Exercise materials:

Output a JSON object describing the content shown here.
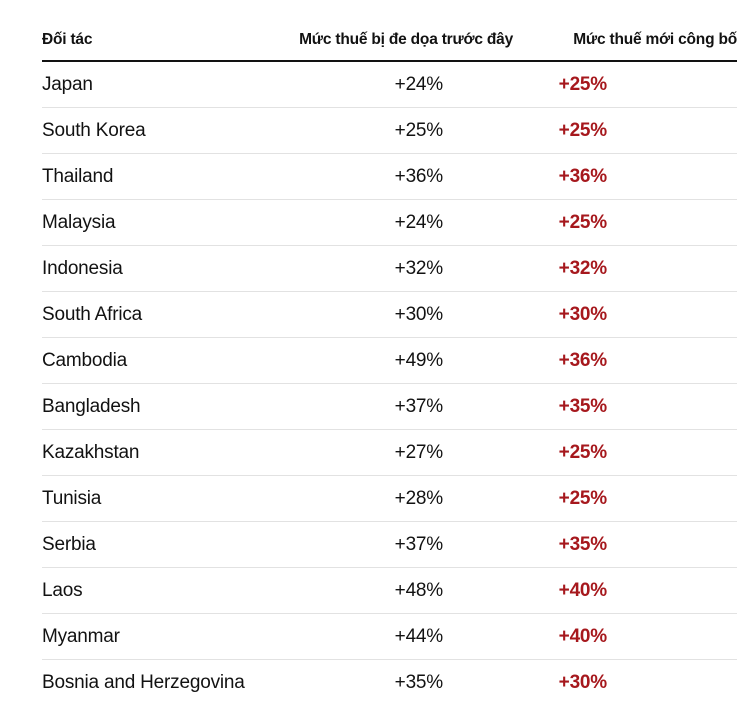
{
  "table": {
    "headers": {
      "partner": "Đối tác",
      "threatened": "Mức thuế bị đe dọa trước đây",
      "announced": "Mức thuế mới công bố"
    },
    "rows": [
      {
        "partner": "Japan",
        "threatened": "+24%",
        "announced": "+25%"
      },
      {
        "partner": "South Korea",
        "threatened": "+25%",
        "announced": "+25%"
      },
      {
        "partner": "Thailand",
        "threatened": "+36%",
        "announced": "+36%"
      },
      {
        "partner": "Malaysia",
        "threatened": "+24%",
        "announced": "+25%"
      },
      {
        "partner": "Indonesia",
        "threatened": "+32%",
        "announced": "+32%"
      },
      {
        "partner": "South Africa",
        "threatened": "+30%",
        "announced": "+30%"
      },
      {
        "partner": "Cambodia",
        "threatened": "+49%",
        "announced": "+36%"
      },
      {
        "partner": "Bangladesh",
        "threatened": "+37%",
        "announced": "+35%"
      },
      {
        "partner": "Kazakhstan",
        "threatened": "+27%",
        "announced": "+25%"
      },
      {
        "partner": "Tunisia",
        "threatened": "+28%",
        "announced": "+25%"
      },
      {
        "partner": "Serbia",
        "threatened": "+37%",
        "announced": "+35%"
      },
      {
        "partner": "Laos",
        "threatened": "+48%",
        "announced": "+40%"
      },
      {
        "partner": "Myanmar",
        "threatened": "+44%",
        "announced": "+40%"
      },
      {
        "partner": "Bosnia and Herzegovina",
        "threatened": "+35%",
        "announced": "+30%"
      }
    ]
  },
  "colors": {
    "text": "#121212",
    "announced_red": "#a6181d",
    "header_rule": "#121212",
    "row_divider": "#e2e2e2"
  },
  "chart_data": {
    "type": "table",
    "title": "",
    "columns": [
      "Đối tác",
      "Mức thuế bị đe dọa trước đây",
      "Mức thuế mới công bố"
    ],
    "categories": [
      "Japan",
      "South Korea",
      "Thailand",
      "Malaysia",
      "Indonesia",
      "South Africa",
      "Cambodia",
      "Bangladesh",
      "Kazakhstan",
      "Tunisia",
      "Serbia",
      "Laos",
      "Myanmar",
      "Bosnia and Herzegovina"
    ],
    "series": [
      {
        "name": "Mức thuế bị đe dọa trước đây",
        "values": [
          24,
          25,
          36,
          24,
          32,
          30,
          49,
          37,
          27,
          28,
          37,
          48,
          44,
          35
        ]
      },
      {
        "name": "Mức thuế mới công bố",
        "values": [
          25,
          25,
          36,
          25,
          32,
          30,
          36,
          35,
          25,
          25,
          35,
          40,
          40,
          30
        ]
      }
    ],
    "value_format": "+{v}%",
    "rows": [
      [
        "Japan",
        "+24%",
        "+25%"
      ],
      [
        "South Korea",
        "+25%",
        "+25%"
      ],
      [
        "Thailand",
        "+36%",
        "+36%"
      ],
      [
        "Malaysia",
        "+24%",
        "+25%"
      ],
      [
        "Indonesia",
        "+32%",
        "+32%"
      ],
      [
        "South Africa",
        "+30%",
        "+30%"
      ],
      [
        "Cambodia",
        "+49%",
        "+36%"
      ],
      [
        "Bangladesh",
        "+37%",
        "+35%"
      ],
      [
        "Kazakhstan",
        "+27%",
        "+25%"
      ],
      [
        "Tunisia",
        "+28%",
        "+25%"
      ],
      [
        "Serbia",
        "+37%",
        "+35%"
      ],
      [
        "Laos",
        "+48%",
        "+40%"
      ],
      [
        "Myanmar",
        "+44%",
        "+40%"
      ],
      [
        "Bosnia and Herzegovina",
        "+35%",
        "+30%"
      ]
    ]
  }
}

Your goal:
Restate the data above exactly, stripping out each image.

Final answer:
Output a JSON object describing the content shown here.
{
  "table": {
    "headers": {
      "partner": "Đối tác",
      "threatened": "Mức thuế bị đe dọa trước đây",
      "announced": "Mức thuế mới công bố"
    },
    "rows": [
      {
        "partner": "Japan",
        "threatened": "+24%",
        "announced": "+25%"
      },
      {
        "partner": "South Korea",
        "threatened": "+25%",
        "announced": "+25%"
      },
      {
        "partner": "Thailand",
        "threatened": "+36%",
        "announced": "+36%"
      },
      {
        "partner": "Malaysia",
        "threatened": "+24%",
        "announced": "+25%"
      },
      {
        "partner": "Indonesia",
        "threatened": "+32%",
        "announced": "+32%"
      },
      {
        "partner": "South Africa",
        "threatened": "+30%",
        "announced": "+30%"
      },
      {
        "partner": "Cambodia",
        "threatened": "+49%",
        "announced": "+36%"
      },
      {
        "partner": "Bangladesh",
        "threatened": "+37%",
        "announced": "+35%"
      },
      {
        "partner": "Kazakhstan",
        "threatened": "+27%",
        "announced": "+25%"
      },
      {
        "partner": "Tunisia",
        "threatened": "+28%",
        "announced": "+25%"
      },
      {
        "partner": "Serbia",
        "threatened": "+37%",
        "announced": "+35%"
      },
      {
        "partner": "Laos",
        "threatened": "+48%",
        "announced": "+40%"
      },
      {
        "partner": "Myanmar",
        "threatened": "+44%",
        "announced": "+40%"
      },
      {
        "partner": "Bosnia and Herzegovina",
        "threatened": "+35%",
        "announced": "+30%"
      }
    ]
  },
  "colors": {
    "text": "#121212",
    "announced_red": "#a6181d",
    "header_rule": "#121212",
    "row_divider": "#e2e2e2"
  },
  "chart_data": {
    "type": "table",
    "title": "",
    "columns": [
      "Đối tác",
      "Mức thuế bị đe dọa trước đây",
      "Mức thuế mới công bố"
    ],
    "categories": [
      "Japan",
      "South Korea",
      "Thailand",
      "Malaysia",
      "Indonesia",
      "South Africa",
      "Cambodia",
      "Bangladesh",
      "Kazakhstan",
      "Tunisia",
      "Serbia",
      "Laos",
      "Myanmar",
      "Bosnia and Herzegovina"
    ],
    "series": [
      {
        "name": "Mức thuế bị đe dọa trước đây",
        "values": [
          24,
          25,
          36,
          24,
          32,
          30,
          49,
          37,
          27,
          28,
          37,
          48,
          44,
          35
        ]
      },
      {
        "name": "Mức thuế mới công bố",
        "values": [
          25,
          25,
          36,
          25,
          32,
          30,
          36,
          35,
          25,
          25,
          35,
          40,
          40,
          30
        ]
      }
    ],
    "value_format": "+{v}%",
    "rows": [
      [
        "Japan",
        "+24%",
        "+25%"
      ],
      [
        "South Korea",
        "+25%",
        "+25%"
      ],
      [
        "Thailand",
        "+36%",
        "+36%"
      ],
      [
        "Malaysia",
        "+24%",
        "+25%"
      ],
      [
        "Indonesia",
        "+32%",
        "+32%"
      ],
      [
        "South Africa",
        "+30%",
        "+30%"
      ],
      [
        "Cambodia",
        "+49%",
        "+36%"
      ],
      [
        "Bangladesh",
        "+37%",
        "+35%"
      ],
      [
        "Kazakhstan",
        "+27%",
        "+25%"
      ],
      [
        "Tunisia",
        "+28%",
        "+25%"
      ],
      [
        "Serbia",
        "+37%",
        "+35%"
      ],
      [
        "Laos",
        "+48%",
        "+40%"
      ],
      [
        "Myanmar",
        "+44%",
        "+40%"
      ],
      [
        "Bosnia and Herzegovina",
        "+35%",
        "+30%"
      ]
    ]
  }
}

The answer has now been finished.